* [EXERCISE REQUIREMENTS]: Of all the lines in the material, how many contain the word "this"? State the number alone.

Dataset rows:

----

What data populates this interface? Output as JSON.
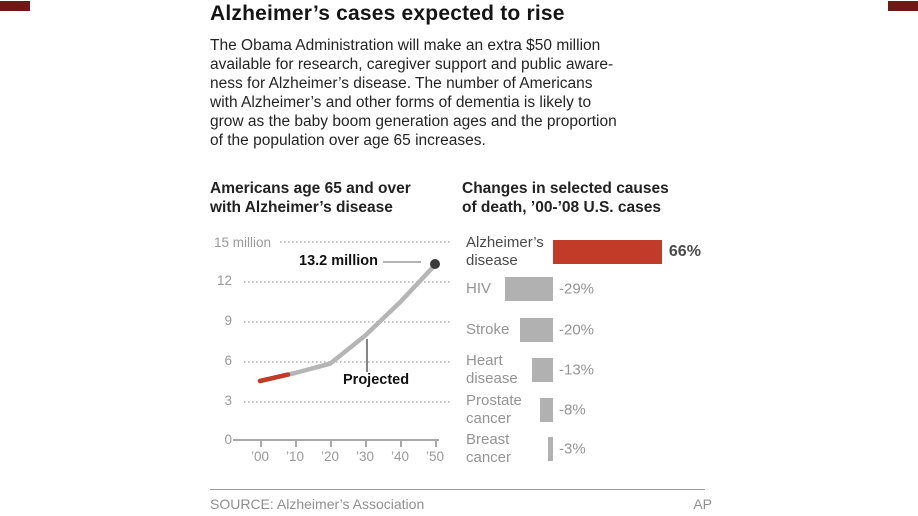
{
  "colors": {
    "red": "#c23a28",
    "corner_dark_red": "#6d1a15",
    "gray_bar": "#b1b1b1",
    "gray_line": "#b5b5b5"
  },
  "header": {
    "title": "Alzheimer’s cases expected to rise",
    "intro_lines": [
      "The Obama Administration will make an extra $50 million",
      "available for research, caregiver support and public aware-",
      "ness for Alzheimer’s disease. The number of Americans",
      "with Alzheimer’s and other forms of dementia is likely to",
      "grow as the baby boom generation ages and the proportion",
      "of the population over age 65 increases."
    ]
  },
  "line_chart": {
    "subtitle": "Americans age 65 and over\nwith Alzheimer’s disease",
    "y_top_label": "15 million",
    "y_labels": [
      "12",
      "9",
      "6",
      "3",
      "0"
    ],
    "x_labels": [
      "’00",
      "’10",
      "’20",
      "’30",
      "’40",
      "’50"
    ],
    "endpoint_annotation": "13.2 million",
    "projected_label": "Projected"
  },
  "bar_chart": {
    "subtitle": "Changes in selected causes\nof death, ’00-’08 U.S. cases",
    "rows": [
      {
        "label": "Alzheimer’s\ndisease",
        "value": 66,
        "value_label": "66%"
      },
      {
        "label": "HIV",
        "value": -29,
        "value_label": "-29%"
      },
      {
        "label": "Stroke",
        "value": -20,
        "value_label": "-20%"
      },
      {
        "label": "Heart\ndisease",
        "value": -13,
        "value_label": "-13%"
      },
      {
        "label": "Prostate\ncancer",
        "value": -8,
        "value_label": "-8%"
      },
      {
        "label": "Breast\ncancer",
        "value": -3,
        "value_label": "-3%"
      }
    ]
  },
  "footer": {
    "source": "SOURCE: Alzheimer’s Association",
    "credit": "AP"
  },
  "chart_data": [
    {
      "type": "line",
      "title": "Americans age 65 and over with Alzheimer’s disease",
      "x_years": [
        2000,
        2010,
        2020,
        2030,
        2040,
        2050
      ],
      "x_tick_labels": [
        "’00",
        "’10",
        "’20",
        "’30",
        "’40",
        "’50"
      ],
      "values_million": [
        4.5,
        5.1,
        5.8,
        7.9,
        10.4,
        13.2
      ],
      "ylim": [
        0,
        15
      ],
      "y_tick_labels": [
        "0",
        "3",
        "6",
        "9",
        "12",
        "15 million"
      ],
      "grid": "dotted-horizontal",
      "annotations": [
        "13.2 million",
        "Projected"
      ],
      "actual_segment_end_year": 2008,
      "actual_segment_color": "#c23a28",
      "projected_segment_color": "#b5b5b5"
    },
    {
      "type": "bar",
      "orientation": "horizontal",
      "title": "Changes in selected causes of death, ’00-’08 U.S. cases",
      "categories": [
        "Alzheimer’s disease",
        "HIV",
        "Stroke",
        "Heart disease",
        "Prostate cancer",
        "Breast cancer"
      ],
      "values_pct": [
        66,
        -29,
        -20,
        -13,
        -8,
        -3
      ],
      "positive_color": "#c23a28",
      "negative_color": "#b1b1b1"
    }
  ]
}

----

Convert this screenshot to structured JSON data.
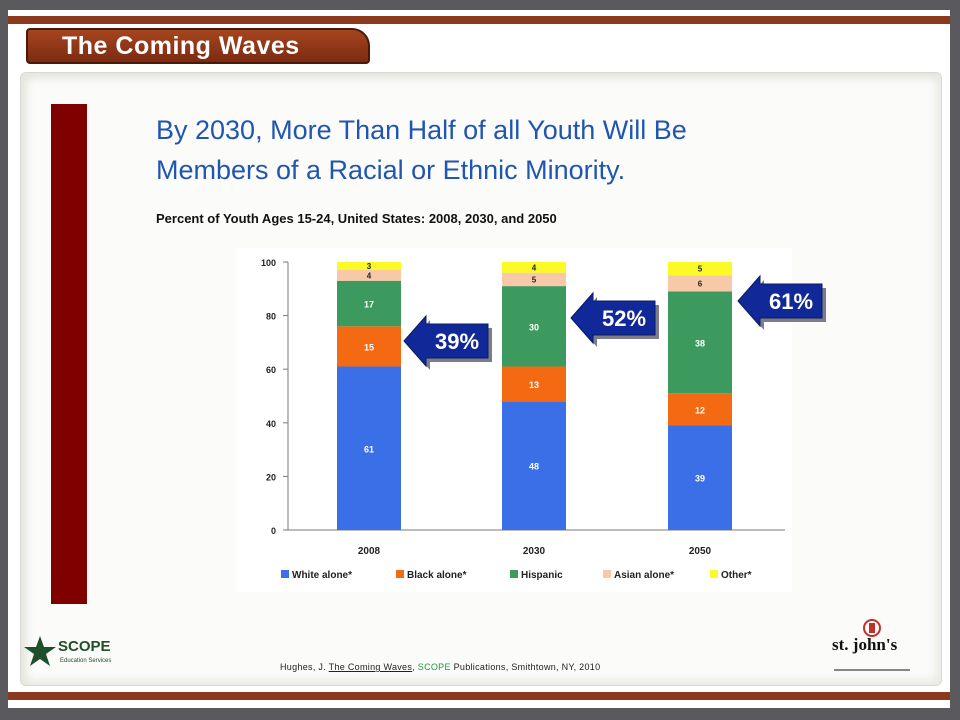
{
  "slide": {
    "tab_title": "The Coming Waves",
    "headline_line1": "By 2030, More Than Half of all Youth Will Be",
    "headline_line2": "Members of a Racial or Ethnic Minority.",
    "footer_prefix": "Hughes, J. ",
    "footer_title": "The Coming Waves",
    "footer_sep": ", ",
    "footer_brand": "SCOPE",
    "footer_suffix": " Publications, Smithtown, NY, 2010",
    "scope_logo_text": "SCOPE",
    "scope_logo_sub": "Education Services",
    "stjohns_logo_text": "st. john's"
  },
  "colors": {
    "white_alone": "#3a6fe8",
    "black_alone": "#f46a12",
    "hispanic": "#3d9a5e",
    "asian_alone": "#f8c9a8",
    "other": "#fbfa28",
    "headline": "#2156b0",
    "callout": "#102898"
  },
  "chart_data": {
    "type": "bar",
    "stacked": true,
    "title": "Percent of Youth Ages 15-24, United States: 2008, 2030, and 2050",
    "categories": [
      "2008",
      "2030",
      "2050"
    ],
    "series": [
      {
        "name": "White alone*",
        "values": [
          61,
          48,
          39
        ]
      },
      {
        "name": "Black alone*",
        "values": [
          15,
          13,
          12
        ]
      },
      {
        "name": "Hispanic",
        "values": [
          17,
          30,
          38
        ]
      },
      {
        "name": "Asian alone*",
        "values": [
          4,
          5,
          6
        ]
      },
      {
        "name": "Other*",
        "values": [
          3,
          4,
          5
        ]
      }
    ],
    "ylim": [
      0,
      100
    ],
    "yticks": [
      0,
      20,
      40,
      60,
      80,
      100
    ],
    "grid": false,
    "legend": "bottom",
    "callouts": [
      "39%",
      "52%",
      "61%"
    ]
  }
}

----

* [EXPECTED OUTPUT]: 2